▶ Required task: Extract every line of the items below verbatim, omitting the pictures from your answer.

▶ Records to process:
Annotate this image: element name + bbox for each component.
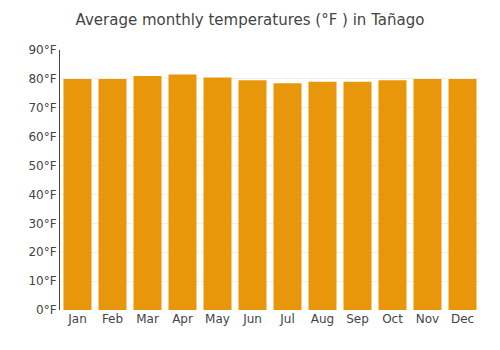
svg-text:Jan: Jan [67,312,87,326]
svg-text:Sep: Sep [346,312,369,326]
svg-text:Dec: Dec [451,312,474,326]
svg-text:70°F: 70°F [28,101,56,115]
svg-text:80°F: 80°F [28,72,56,86]
svg-text:Oct: Oct [382,312,403,326]
svg-text:Jun: Jun [242,312,262,326]
svg-text:60°F: 60°F [28,130,56,144]
svg-text:50°F: 50°F [28,159,56,173]
svg-text:90°F: 90°F [28,43,56,57]
svg-text:Nov: Nov [416,312,439,326]
svg-text:May: May [205,312,230,326]
svg-text:40°F: 40°F [28,188,56,202]
svg-text:Aug: Aug [311,312,334,326]
svg-text:20°F: 20°F [28,245,56,259]
svg-text:10°F: 10°F [28,274,56,288]
svg-text:0°F: 0°F [36,303,57,317]
svg-text:Average monthly temperatures (: Average monthly temperatures (°F ) in Ta… [76,11,425,29]
svg-text:Apr: Apr [172,312,193,326]
svg-text:Feb: Feb [102,312,123,326]
svg-text:Mar: Mar [136,312,159,326]
svg-text:Jul: Jul [279,312,294,326]
svg-text:30°F: 30°F [28,217,56,231]
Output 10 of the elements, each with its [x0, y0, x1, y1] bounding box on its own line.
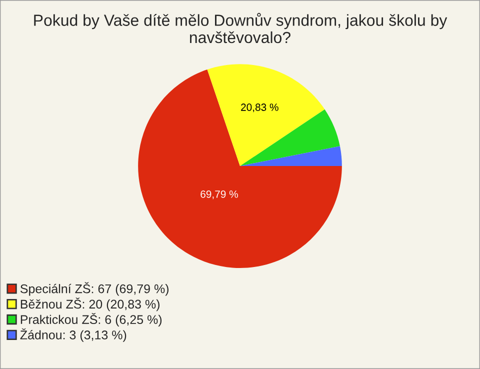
legend-label: Speciální ZŠ: 67 (69,79 %): [20, 282, 169, 296]
pie-slice: [207, 64, 325, 166]
legend-label: Běžnou ZŠ: 20 (20,83 %): [20, 298, 160, 312]
pie-slice: [138, 70, 342, 268]
legend-label: Praktickou ZŠ: 6 (6,25 %): [20, 312, 162, 326]
legend-label: Žádnou: 3 (3,13 %): [20, 328, 126, 342]
chart-title: Pokud by Vaše dítě mělo Downův syndrom, jakou školu by navštěvovalo?: [34, 12, 448, 44]
pie-slice: [240, 146, 342, 166]
data-label: 69,79 %: [200, 190, 238, 200]
data-label: 20,83 %: [241, 104, 278, 112]
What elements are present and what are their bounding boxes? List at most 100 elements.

▶ Finished answer:
Annotate this image: element name + bbox for each component.
svg-text:Jan: Jan [67,312,87,326]
svg-text:Sep: Sep [346,312,369,326]
svg-text:Dec: Dec [451,312,474,326]
svg-text:70°F: 70°F [28,101,56,115]
svg-text:80°F: 80°F [28,72,56,86]
svg-text:Oct: Oct [382,312,403,326]
svg-text:Jun: Jun [242,312,262,326]
svg-text:60°F: 60°F [28,130,56,144]
svg-text:50°F: 50°F [28,159,56,173]
svg-text:90°F: 90°F [28,43,56,57]
svg-text:Nov: Nov [416,312,439,326]
svg-text:May: May [205,312,230,326]
svg-text:40°F: 40°F [28,188,56,202]
svg-text:Aug: Aug [311,312,334,326]
svg-text:20°F: 20°F [28,245,56,259]
svg-text:10°F: 10°F [28,274,56,288]
svg-text:0°F: 0°F [36,303,57,317]
svg-text:Average monthly temperatures (: Average monthly temperatures (°F ) in Ta… [76,11,425,29]
svg-text:Apr: Apr [172,312,193,326]
svg-text:Feb: Feb [102,312,123,326]
svg-text:Mar: Mar [136,312,159,326]
svg-text:Jul: Jul [279,312,294,326]
svg-text:30°F: 30°F [28,217,56,231]
Output 10 of the elements, each with its [x0, y0, x1, y1] bounding box on its own line.
legend-label: Speciální ZŠ: 67 (69,79 %): [20, 282, 169, 296]
pie-slice: [207, 64, 325, 166]
legend-label: Běžnou ZŠ: 20 (20,83 %): [20, 298, 160, 312]
pie-slice: [138, 70, 342, 268]
legend-label: Praktickou ZŠ: 6 (6,25 %): [20, 312, 162, 326]
legend-label: Žádnou: 3 (3,13 %): [20, 328, 126, 342]
chart-title: Pokud by Vaše dítě mělo Downův syndrom, jakou školu by navštěvovalo?: [34, 12, 448, 44]
pie-slice: [240, 146, 342, 166]
data-label: 69,79 %: [200, 190, 238, 200]
data-label: 20,83 %: [241, 104, 278, 112]
What elements are present and what are their bounding boxes? List at most 100 elements.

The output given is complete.